• YOUR INSTRUCTIONS: Gather every line in the items below that contains the string "paragraph", matching case exactly.

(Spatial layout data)
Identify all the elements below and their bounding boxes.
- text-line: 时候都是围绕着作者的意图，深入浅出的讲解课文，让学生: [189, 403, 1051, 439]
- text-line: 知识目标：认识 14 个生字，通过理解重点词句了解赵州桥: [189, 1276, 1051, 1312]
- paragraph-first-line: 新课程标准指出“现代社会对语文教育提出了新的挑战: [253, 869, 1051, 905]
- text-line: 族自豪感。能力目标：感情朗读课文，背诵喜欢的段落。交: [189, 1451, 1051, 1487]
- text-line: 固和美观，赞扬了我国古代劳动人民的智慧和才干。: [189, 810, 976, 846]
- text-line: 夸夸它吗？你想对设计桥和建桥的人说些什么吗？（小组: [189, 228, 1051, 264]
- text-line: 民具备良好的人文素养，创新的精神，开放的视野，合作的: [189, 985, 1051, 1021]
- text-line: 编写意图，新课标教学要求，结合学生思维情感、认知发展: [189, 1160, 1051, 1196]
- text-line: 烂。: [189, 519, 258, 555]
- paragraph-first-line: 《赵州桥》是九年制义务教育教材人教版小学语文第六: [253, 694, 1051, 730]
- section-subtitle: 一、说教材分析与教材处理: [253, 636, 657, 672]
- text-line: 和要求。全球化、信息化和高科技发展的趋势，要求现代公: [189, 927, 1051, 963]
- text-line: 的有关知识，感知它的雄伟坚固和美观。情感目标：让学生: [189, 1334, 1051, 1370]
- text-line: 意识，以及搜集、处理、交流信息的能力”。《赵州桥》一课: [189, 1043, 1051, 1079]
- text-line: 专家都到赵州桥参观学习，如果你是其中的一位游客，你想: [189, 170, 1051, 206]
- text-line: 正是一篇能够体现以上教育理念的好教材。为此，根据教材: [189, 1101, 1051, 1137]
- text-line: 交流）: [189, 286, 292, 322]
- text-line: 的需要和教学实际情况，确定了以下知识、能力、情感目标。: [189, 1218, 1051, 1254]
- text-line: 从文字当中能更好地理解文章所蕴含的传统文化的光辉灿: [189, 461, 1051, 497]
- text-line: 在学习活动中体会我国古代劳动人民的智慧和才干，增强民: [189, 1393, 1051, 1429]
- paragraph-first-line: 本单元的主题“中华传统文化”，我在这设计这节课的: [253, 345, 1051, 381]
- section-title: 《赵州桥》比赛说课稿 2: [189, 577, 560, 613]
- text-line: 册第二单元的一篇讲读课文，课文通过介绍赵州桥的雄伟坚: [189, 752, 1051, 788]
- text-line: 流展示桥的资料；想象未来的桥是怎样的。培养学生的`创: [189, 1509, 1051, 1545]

• TASK RESPONSE:
- paragraph-first-line: 新课程标准指出“现代社会对语文教育提出了新的挑战: [253, 869, 1051, 905]
- paragraph-first-line: 《赵州桥》是九年制义务教育教材人教版小学语文第六: [253, 694, 1051, 730]
- paragraph-first-line: 本单元的主题“中华传统文化”，我在这设计这节课的: [253, 345, 1051, 381]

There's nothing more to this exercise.